■ Written exercise: Gather all lines in the entries that include the word "Ulrike".

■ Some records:
● ● ● ●

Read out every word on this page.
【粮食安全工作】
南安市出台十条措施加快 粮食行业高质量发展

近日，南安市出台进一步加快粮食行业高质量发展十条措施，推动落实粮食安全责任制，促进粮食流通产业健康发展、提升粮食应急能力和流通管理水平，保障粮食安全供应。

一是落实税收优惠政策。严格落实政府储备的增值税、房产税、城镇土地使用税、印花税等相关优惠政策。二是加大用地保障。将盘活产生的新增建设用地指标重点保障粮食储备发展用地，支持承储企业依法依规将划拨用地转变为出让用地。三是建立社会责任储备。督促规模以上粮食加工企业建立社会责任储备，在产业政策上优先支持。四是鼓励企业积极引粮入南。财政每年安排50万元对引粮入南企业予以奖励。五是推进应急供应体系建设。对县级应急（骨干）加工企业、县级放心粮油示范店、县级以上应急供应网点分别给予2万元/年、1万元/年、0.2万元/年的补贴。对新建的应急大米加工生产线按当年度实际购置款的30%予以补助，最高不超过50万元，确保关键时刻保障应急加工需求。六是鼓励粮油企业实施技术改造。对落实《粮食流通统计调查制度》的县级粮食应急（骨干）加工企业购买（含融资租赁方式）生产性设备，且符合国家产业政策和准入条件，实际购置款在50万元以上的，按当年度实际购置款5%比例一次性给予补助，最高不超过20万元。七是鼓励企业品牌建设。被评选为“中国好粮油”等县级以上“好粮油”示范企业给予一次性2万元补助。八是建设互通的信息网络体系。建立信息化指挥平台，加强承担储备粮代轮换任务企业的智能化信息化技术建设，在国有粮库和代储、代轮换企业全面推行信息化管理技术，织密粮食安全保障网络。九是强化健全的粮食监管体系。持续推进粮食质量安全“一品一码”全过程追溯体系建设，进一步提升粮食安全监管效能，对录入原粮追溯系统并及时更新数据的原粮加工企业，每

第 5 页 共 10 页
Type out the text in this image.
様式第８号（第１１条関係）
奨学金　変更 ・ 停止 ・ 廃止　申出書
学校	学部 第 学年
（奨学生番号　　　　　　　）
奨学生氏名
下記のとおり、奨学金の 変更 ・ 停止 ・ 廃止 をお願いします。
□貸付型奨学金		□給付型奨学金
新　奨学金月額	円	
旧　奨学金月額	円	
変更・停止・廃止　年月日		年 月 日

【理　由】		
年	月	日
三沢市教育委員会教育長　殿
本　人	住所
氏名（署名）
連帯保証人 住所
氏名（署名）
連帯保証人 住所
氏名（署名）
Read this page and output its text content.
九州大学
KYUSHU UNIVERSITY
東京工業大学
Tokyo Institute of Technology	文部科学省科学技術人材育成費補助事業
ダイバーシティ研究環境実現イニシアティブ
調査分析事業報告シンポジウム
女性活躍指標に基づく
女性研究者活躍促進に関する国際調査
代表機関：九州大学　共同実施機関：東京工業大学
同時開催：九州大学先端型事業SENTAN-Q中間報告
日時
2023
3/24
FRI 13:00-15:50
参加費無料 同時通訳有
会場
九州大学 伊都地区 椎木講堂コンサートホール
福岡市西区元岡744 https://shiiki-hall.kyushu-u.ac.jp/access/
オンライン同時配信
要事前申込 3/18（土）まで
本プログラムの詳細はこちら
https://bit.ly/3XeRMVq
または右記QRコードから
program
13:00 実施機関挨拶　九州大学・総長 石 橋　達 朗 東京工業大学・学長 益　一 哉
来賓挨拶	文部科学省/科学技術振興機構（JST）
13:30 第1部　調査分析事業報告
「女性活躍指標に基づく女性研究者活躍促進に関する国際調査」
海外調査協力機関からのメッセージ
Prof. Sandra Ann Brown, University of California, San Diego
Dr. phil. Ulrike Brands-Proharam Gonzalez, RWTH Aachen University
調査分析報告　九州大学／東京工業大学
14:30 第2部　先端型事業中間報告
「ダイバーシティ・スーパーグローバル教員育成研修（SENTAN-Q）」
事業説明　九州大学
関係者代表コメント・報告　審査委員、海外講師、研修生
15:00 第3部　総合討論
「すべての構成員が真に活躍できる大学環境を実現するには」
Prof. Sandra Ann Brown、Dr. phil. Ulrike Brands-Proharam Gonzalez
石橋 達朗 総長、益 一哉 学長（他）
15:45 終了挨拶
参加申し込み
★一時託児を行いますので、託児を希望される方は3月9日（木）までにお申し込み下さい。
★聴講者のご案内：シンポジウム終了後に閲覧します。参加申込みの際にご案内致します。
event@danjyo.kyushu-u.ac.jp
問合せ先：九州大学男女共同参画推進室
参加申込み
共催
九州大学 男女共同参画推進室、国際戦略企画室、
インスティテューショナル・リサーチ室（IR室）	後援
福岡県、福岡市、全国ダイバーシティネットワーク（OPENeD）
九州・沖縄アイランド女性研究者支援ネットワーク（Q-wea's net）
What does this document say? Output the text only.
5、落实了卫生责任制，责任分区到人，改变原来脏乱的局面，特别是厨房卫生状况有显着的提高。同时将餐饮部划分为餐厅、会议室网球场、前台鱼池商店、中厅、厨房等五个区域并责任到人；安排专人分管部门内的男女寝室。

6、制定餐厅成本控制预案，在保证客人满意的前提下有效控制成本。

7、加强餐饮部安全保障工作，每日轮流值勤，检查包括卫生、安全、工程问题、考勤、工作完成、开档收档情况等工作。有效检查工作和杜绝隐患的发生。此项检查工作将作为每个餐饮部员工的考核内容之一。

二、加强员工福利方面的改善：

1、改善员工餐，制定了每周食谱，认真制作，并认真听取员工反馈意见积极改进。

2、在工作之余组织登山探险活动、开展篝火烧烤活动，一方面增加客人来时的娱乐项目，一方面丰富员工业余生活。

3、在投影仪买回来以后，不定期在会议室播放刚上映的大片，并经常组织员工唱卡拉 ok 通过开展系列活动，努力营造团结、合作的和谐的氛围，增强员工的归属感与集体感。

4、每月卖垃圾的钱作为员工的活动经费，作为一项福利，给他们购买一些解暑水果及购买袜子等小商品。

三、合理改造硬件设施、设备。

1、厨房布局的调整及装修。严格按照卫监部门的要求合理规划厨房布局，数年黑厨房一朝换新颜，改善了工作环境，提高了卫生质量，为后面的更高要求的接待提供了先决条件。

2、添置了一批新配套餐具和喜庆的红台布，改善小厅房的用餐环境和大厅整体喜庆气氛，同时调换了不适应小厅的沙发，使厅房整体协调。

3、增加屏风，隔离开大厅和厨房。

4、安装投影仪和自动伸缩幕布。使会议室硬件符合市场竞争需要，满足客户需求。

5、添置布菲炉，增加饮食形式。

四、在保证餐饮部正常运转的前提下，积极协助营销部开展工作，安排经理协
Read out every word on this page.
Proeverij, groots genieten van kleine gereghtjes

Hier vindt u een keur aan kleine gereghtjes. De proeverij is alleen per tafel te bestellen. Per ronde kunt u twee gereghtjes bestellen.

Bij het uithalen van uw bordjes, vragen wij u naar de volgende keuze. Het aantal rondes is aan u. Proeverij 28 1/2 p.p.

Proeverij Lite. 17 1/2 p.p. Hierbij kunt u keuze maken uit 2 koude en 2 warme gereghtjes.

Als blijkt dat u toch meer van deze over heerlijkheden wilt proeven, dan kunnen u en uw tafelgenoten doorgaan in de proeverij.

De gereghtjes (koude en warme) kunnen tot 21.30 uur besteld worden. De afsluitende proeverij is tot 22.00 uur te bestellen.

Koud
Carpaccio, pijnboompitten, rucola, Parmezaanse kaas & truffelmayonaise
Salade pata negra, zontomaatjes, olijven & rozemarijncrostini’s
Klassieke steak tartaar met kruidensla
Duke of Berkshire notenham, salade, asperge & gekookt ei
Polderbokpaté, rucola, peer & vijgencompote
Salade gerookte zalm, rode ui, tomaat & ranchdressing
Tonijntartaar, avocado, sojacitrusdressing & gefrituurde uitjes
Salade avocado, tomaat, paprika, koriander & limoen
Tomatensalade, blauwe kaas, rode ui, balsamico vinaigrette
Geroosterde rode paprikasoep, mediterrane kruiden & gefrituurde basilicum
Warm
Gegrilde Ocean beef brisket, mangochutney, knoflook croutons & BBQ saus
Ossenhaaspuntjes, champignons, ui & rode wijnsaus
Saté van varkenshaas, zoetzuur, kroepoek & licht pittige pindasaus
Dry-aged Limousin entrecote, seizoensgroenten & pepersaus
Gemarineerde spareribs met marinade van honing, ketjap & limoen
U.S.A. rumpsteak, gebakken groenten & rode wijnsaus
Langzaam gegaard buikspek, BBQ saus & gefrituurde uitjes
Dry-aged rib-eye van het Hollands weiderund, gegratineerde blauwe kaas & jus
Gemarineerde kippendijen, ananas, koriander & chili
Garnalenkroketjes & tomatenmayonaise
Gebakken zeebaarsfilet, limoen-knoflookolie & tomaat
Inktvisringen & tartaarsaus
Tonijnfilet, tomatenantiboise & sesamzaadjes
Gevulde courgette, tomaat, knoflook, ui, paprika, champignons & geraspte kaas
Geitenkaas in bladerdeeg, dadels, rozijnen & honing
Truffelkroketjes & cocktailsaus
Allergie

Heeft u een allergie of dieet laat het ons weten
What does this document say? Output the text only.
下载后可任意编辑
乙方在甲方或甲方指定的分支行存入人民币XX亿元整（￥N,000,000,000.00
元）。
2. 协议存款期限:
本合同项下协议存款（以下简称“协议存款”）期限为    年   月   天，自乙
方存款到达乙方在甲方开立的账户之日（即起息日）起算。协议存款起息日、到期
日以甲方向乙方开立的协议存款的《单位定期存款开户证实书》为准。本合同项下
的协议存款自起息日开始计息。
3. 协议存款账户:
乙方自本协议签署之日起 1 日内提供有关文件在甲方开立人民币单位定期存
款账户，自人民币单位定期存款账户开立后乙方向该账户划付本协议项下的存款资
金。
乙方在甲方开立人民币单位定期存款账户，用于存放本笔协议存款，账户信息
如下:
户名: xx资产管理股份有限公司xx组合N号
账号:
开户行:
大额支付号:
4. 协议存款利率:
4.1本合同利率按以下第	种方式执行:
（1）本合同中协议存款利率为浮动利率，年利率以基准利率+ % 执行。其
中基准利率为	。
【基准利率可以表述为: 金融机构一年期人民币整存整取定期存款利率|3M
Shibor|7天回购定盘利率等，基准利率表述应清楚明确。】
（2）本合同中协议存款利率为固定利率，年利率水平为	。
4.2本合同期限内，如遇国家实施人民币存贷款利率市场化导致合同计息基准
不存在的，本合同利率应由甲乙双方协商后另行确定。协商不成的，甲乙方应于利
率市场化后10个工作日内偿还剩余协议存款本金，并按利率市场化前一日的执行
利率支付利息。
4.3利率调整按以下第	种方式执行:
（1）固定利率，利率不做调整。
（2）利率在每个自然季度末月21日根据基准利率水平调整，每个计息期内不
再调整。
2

● ● ● ●

■ Solution to the problem:
Dr. phil. Ulrike Brands-Proharam Gonzalez, RWTH Aachen University
Prof. Sandra Ann Brown、Dr. phil. Ulrike Brands-Proharam Gonzalez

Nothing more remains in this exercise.